[Saved entries]
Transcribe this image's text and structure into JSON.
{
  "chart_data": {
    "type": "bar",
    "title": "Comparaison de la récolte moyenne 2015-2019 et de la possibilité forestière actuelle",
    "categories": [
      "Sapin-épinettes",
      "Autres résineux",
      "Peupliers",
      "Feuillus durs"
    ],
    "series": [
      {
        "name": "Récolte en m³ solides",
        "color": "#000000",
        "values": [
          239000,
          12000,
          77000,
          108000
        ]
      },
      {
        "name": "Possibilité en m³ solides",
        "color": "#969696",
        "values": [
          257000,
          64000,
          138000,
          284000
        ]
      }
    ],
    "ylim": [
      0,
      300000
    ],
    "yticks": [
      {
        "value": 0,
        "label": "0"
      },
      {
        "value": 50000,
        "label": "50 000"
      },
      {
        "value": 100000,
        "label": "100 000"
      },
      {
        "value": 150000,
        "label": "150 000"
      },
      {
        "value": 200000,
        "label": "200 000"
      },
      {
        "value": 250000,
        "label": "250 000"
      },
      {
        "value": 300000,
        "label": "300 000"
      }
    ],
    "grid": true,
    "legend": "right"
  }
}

§ **Given instruction**: The records above should all be quoted exactly, please.

§ **Output for this exercise**:
Transcribe this image's text and structure into JSON.
{
  "chart_data": {
    "type": "bar",
    "title": "Comparaison de la récolte moyenne 2015-2019 et de la possibilité forestière actuelle",
    "categories": [
      "Sapin-épinettes",
      "Autres résineux",
      "Peupliers",
      "Feuillus durs"
    ],
    "series": [
      {
        "name": "Récolte en m³ solides",
        "color": "#000000",
        "values": [
          239000,
          12000,
          77000,
          108000
        ]
      },
      {
        "name": "Possibilité en m³ solides",
        "color": "#969696",
        "values": [
          257000,
          64000,
          138000,
          284000
        ]
      }
    ],
    "ylim": [
      0,
      300000
    ],
    "yticks": [
      {
        "value": 0,
        "label": "0"
      },
      {
        "value": 50000,
        "label": "50 000"
      },
      {
        "value": 100000,
        "label": "100 000"
      },
      {
        "value": 150000,
        "label": "150 000"
      },
      {
        "value": 200000,
        "label": "200 000"
      },
      {
        "value": 250000,
        "label": "250 000"
      },
      {
        "value": 300000,
        "label": "300 000"
      }
    ],
    "grid": true,
    "legend": "right"
  }
}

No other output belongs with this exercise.